→ What you have to do
Exactly repeat the material, dropping every picture from the copy.

→ Material provided
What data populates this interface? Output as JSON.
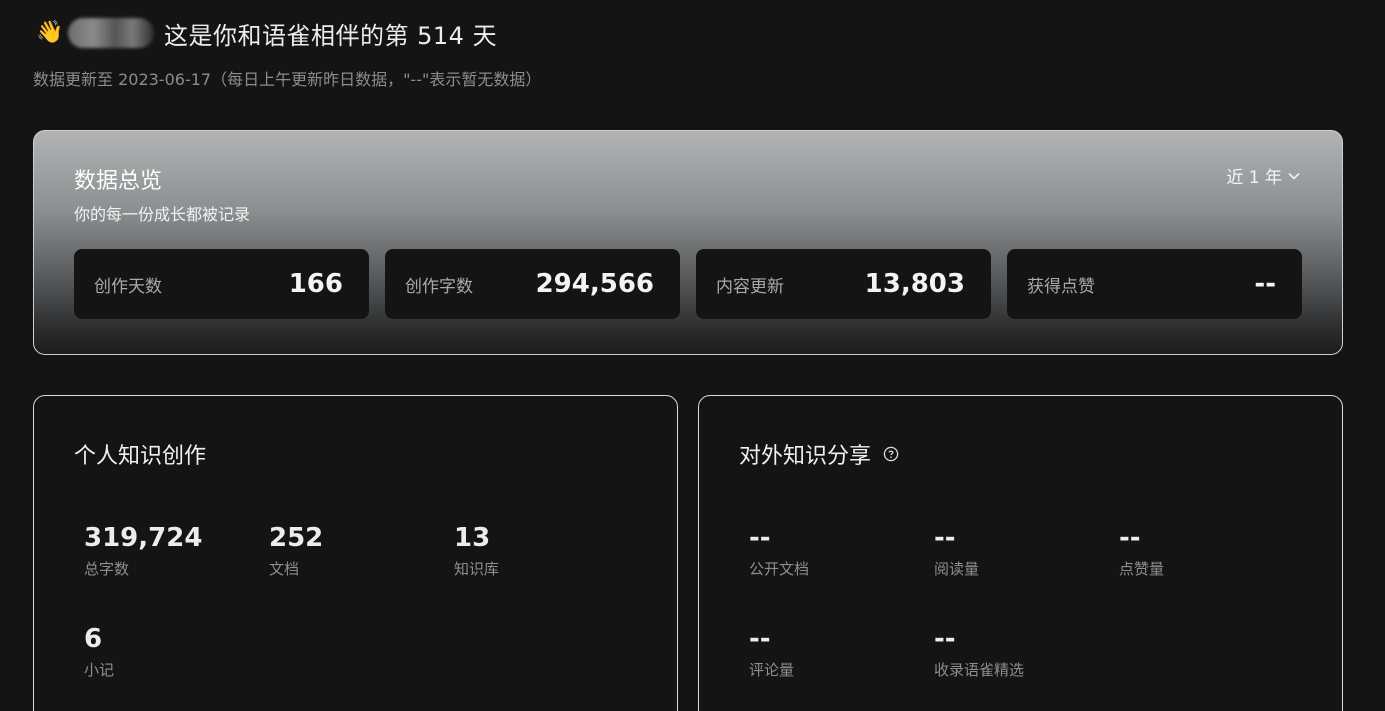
{
  "header": {
    "wave_emoji": "👋",
    "greeting": "这是你和语雀相伴的第 514 天",
    "subtitle": "数据更新至 2023-06-17（每日上午更新昨日数据，\"--\"表示暂无数据）"
  },
  "overview": {
    "title": "数据总览",
    "subtitle": "你的每一份成长都被记录",
    "range_label": "近 1 年",
    "stats": [
      {
        "label": "创作天数",
        "value": "166"
      },
      {
        "label": "创作字数",
        "value": "294,566"
      },
      {
        "label": "内容更新",
        "value": "13,803"
      },
      {
        "label": "获得点赞",
        "value": "--"
      }
    ]
  },
  "personal": {
    "title": "个人知识创作",
    "metrics": [
      {
        "value": "319,724",
        "label": "总字数"
      },
      {
        "value": "252",
        "label": "文档"
      },
      {
        "value": "13",
        "label": "知识库"
      },
      {
        "value": "6",
        "label": "小记"
      }
    ]
  },
  "sharing": {
    "title": "对外知识分享",
    "metrics": [
      {
        "value": "--",
        "label": "公开文档"
      },
      {
        "value": "--",
        "label": "阅读量"
      },
      {
        "value": "--",
        "label": "点赞量"
      },
      {
        "value": "--",
        "label": "评论量"
      },
      {
        "value": "--",
        "label": "收录语雀精选"
      }
    ]
  }
}
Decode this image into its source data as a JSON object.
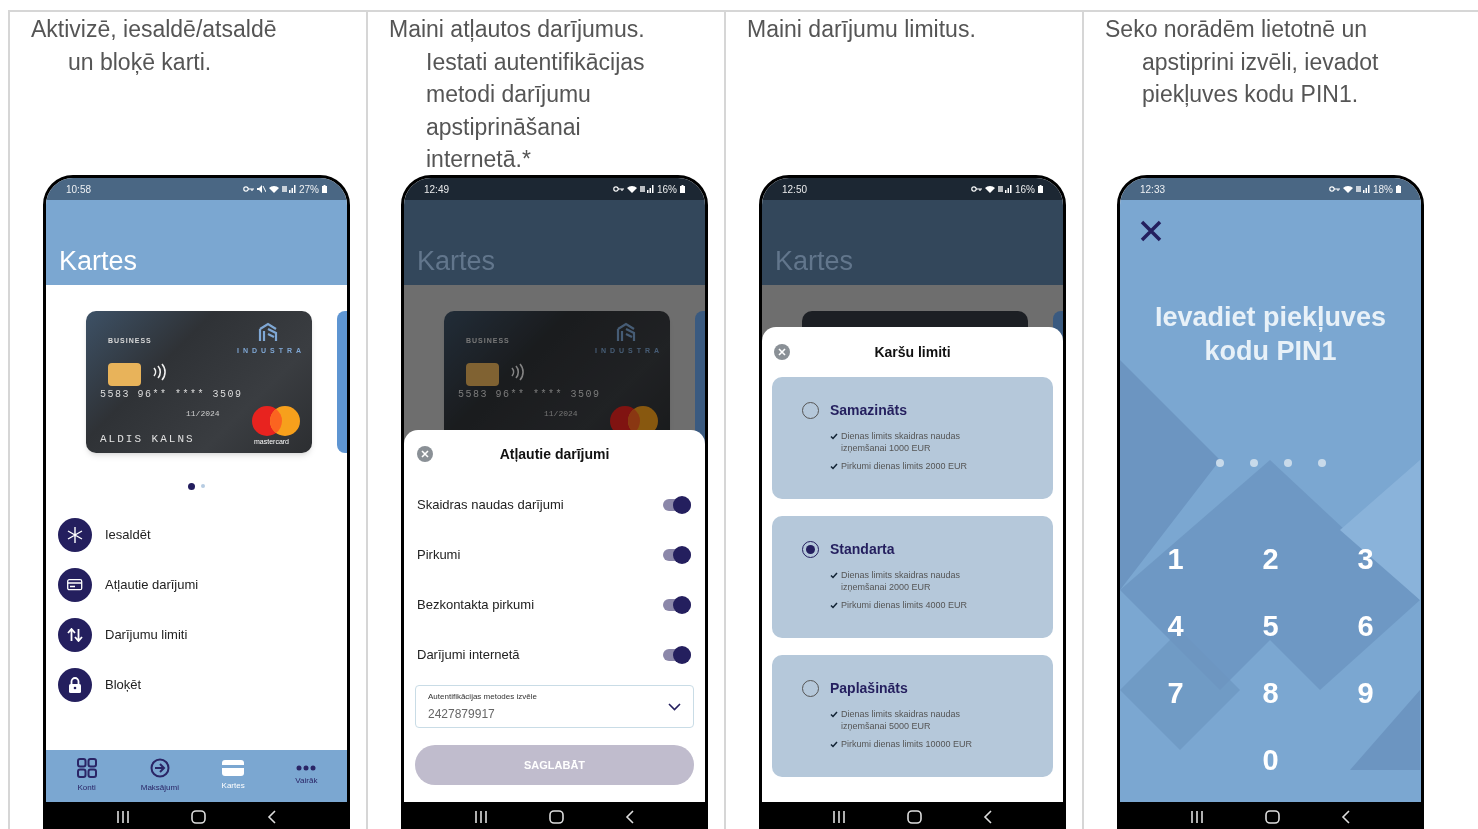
{
  "columns": [
    {
      "caption": "Aktivizē, iesaldē/atsaldē un bloķē karti.",
      "phone": {
        "kind": "cards",
        "time": "10:58",
        "battery": "27%",
        "muted": true,
        "dimmed": false,
        "title": "Kartes",
        "card": {
          "tier": "BUSINESS",
          "brand": "INDUSTRA",
          "number": "5583 96** **** 3509",
          "valid": "11/2024",
          "holder": "ALDIS KALNS",
          "network": "mastercard"
        },
        "pager": [
          {
            "selected": true
          },
          {
            "selected": false
          }
        ],
        "actions": [
          {
            "kind": "freeze",
            "label": "Iesaldēt"
          },
          {
            "kind": "permissions",
            "label": "Atļautie darījumi"
          },
          {
            "kind": "limits",
            "label": "Darījumu limiti"
          },
          {
            "kind": "block",
            "label": "Bloķēt"
          }
        ],
        "nav": [
          {
            "kind": "accounts",
            "label": "Konti",
            "selected": false
          },
          {
            "kind": "payments",
            "label": "Maksājumi",
            "selected": false
          },
          {
            "kind": "cards",
            "label": "Kartes",
            "selected": true
          },
          {
            "kind": "more",
            "label": "Vairāk",
            "selected": false
          }
        ]
      }
    },
    {
      "caption": "Maini atļautos darījumus. Iestati autentifikācijas metodi darījumu apstiprināšanai internetā.*",
      "phone": {
        "kind": "allowed",
        "time": "12:49",
        "battery": "16%",
        "dimmed": true,
        "title": "Kartes",
        "card": {
          "tier": "BUSINESS",
          "brand": "INDUSTRA",
          "number": "5583 96** **** 3509",
          "valid": "11/2024"
        },
        "sheet": {
          "title": "Atļautie darījumi",
          "toggles": [
            {
              "label": "Skaidras naudas darījumi",
              "on": true
            },
            {
              "label": "Pirkumi",
              "on": true
            },
            {
              "label": "Bezkontakta pirkumi",
              "on": true
            },
            {
              "label": "Darījumi internetā",
              "on": true
            }
          ],
          "select": {
            "label": "Autentifikācijas metodes izvēle",
            "value": "2427879917"
          },
          "button": {
            "label": "SAGLABĀT",
            "disabled": true
          }
        }
      }
    },
    {
      "caption": "Maini darījumu limitus.",
      "phone": {
        "kind": "limits",
        "time": "12:50",
        "battery": "16%",
        "dimmed": true,
        "title": "Kartes",
        "sheet": {
          "title": "Karšu limiti",
          "options": [
            {
              "name": "Samazināts",
              "selected": false,
              "lines": [
                "Dienas limits skaidras naudas izņemšanai 1000 EUR",
                "Pirkumi dienas limits 2000 EUR"
              ]
            },
            {
              "name": "Standarta",
              "selected": true,
              "lines": [
                "Dienas limits skaidras naudas izņemšanai 2000 EUR",
                "Pirkumi dienas limits 4000 EUR"
              ]
            },
            {
              "name": "Paplašināts",
              "selected": false,
              "lines": [
                "Dienas limits skaidras naudas izņemšanai 5000 EUR",
                "Pirkumi dienas limits 10000 EUR"
              ]
            }
          ]
        }
      }
    },
    {
      "caption": "Seko norādēm lietotnē un apstiprini izvēli, ievadot piekļuves kodu PIN1.",
      "phone": {
        "kind": "pin",
        "time": "12:33",
        "battery": "18%",
        "title": "Ievadiet piekļuves kodu PIN1",
        "dots": [
          {
            "filled": false
          },
          {
            "filled": false
          },
          {
            "filled": false
          },
          {
            "filled": false
          }
        ],
        "keys": [
          "1",
          "2",
          "3",
          "4",
          "5",
          "6",
          "7",
          "8",
          "9",
          "0"
        ]
      }
    }
  ]
}
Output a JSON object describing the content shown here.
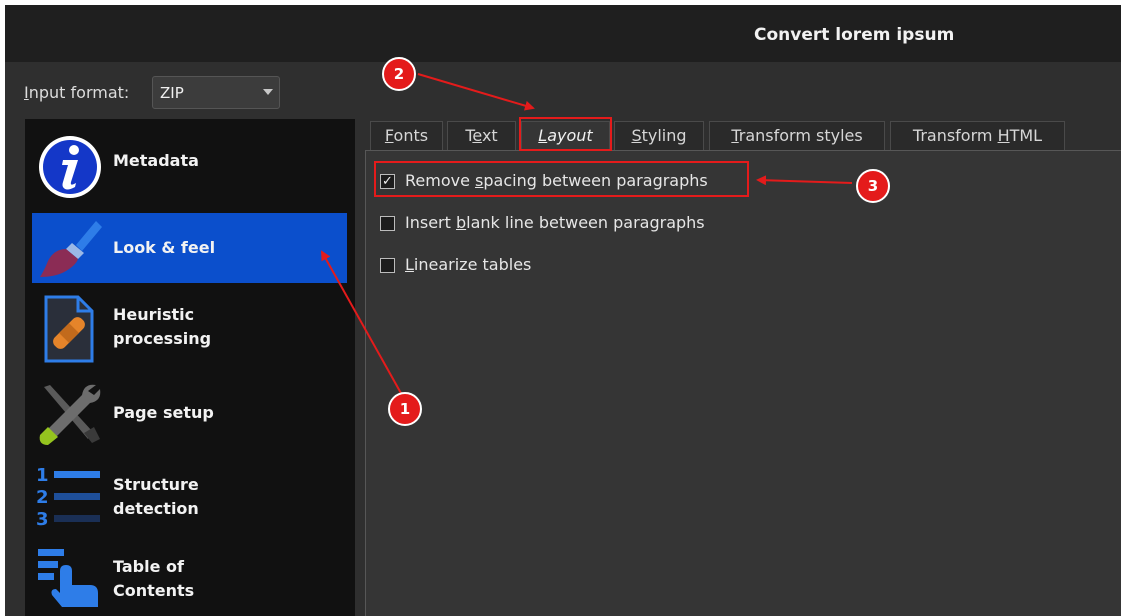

→ Response for this exercise
What data populates this interface? Output as JSON.
{
  "header": {
    "wave_emoji": "👋",
    "greeting": "这是你和语雀相伴的第 514 天",
    "subtitle": "数据更新至 2023-06-17（每日上午更新昨日数据，\"--\"表示暂无数据）"
  },
  "overview": {
    "title": "数据总览",
    "subtitle": "你的每一份成长都被记录",
    "range_label": "近 1 年",
    "stats": [
      {
        "label": "创作天数",
        "value": "166"
      },
      {
        "label": "创作字数",
        "value": "294,566"
      },
      {
        "label": "内容更新",
        "value": "13,803"
      },
      {
        "label": "获得点赞",
        "value": "--"
      }
    ]
  },
  "personal": {
    "title": "个人知识创作",
    "metrics": [
      {
        "value": "319,724",
        "label": "总字数"
      },
      {
        "value": "252",
        "label": "文档"
      },
      {
        "value": "13",
        "label": "知识库"
      },
      {
        "value": "6",
        "label": "小记"
      }
    ]
  },
  "sharing": {
    "title": "对外知识分享",
    "metrics": [
      {
        "value": "--",
        "label": "公开文档"
      },
      {
        "value": "--",
        "label": "阅读量"
      },
      {
        "value": "--",
        "label": "点赞量"
      },
      {
        "value": "--",
        "label": "评论量"
      },
      {
        "value": "--",
        "label": "收录语雀精选"
      }
    ]
  }
}
Decode this image into its source data as a JSON object.
{
  "columns": [
    {
      "caption": "Aktivizē, iesaldē/atsaldē un bloķē karti.",
      "phone": {
        "kind": "cards",
        "time": "10:58",
        "battery": "27%",
        "muted": true,
        "dimmed": false,
        "title": "Kartes",
        "card": {
          "tier": "BUSINESS",
          "brand": "INDUSTRA",
          "number": "5583 96** **** 3509",
          "valid": "11/2024",
          "holder": "ALDIS KALNS",
          "network": "mastercard"
        },
        "pager": [
          {
            "selected": true
          },
          {
            "selected": false
          }
        ],
        "actions": [
          {
            "kind": "freeze",
            "label": "Iesaldēt"
          },
          {
            "kind": "permissions",
            "label": "Atļautie darījumi"
          },
          {
            "kind": "limits",
            "label": "Darījumu limiti"
          },
          {
            "kind": "block",
            "label": "Bloķēt"
          }
        ],
        "nav": [
          {
            "kind": "accounts",
            "label": "Konti",
            "selected": false
          },
          {
            "kind": "payments",
            "label": "Maksājumi",
            "selected": false
          },
          {
            "kind": "cards",
            "label": "Kartes",
            "selected": true
          },
          {
            "kind": "more",
            "label": "Vairāk",
            "selected": false
          }
        ]
      }
    },
    {
      "caption": "Maini atļautos darījumus. Iestati autentifikācijas metodi darījumu apstiprināšanai internetā.*",
      "phone": {
        "kind": "allowed",
        "time": "12:49",
        "battery": "16%",
        "dimmed": true,
        "title": "Kartes",
        "card": {
          "tier": "BUSINESS",
          "brand": "INDUSTRA",
          "number": "5583 96** **** 3509",
          "valid": "11/2024"
        },
        "sheet": {
          "title": "Atļautie darījumi",
          "toggles": [
            {
              "label": "Skaidras naudas darījumi",
              "on": true
            },
            {
              "label": "Pirkumi",
              "on": true
            },
            {
              "label": "Bezkontakta pirkumi",
              "on": true
            },
            {
              "label": "Darījumi internetā",
              "on": true
            }
          ],
          "select": {
            "label": "Autentifikācijas metodes izvēle",
            "value": "2427879917"
          },
          "button": {
            "label": "SAGLABĀT",
            "disabled": true
          }
        }
      }
    },
    {
      "caption": "Maini darījumu limitus.",
      "phone": {
        "kind": "limits",
        "time": "12:50",
        "battery": "16%",
        "dimmed": true,
        "title": "Kartes",
        "sheet": {
          "title": "Karšu limiti",
          "options": [
            {
              "name": "Samazināts",
              "selected": false,
              "lines": [
                "Dienas limits skaidras naudas izņemšanai 1000 EUR",
                "Pirkumi dienas limits 2000 EUR"
              ]
            },
            {
              "name": "Standarta",
              "selected": true,
              "lines": [
                "Dienas limits skaidras naudas izņemšanai 2000 EUR",
                "Pirkumi dienas limits 4000 EUR"
              ]
            },
            {
              "name": "Paplašināts",
              "selected": false,
              "lines": [
                "Dienas limits skaidras naudas izņemšanai 5000 EUR",
                "Pirkumi dienas limits 10000 EUR"
              ]
            }
          ]
        }
      }
    },
    {
      "caption": "Seko norādēm lietotnē un apstiprini izvēli, ievadot piekļuves kodu PIN1.",
      "phone": {
        "kind": "pin",
        "time": "12:33",
        "battery": "18%",
        "title": "Ievadiet piekļuves kodu PIN1",
        "dots": [
          {
            "filled": false
          },
          {
            "filled": false
          },
          {
            "filled": false
          },
          {
            "filled": false
          }
        ],
        "keys": [
          "1",
          "2",
          "3",
          "4",
          "5",
          "6",
          "7",
          "8",
          "9",
          "0"
        ]
      }
    }
  ]
}
Output a JSON object describing the content shown here.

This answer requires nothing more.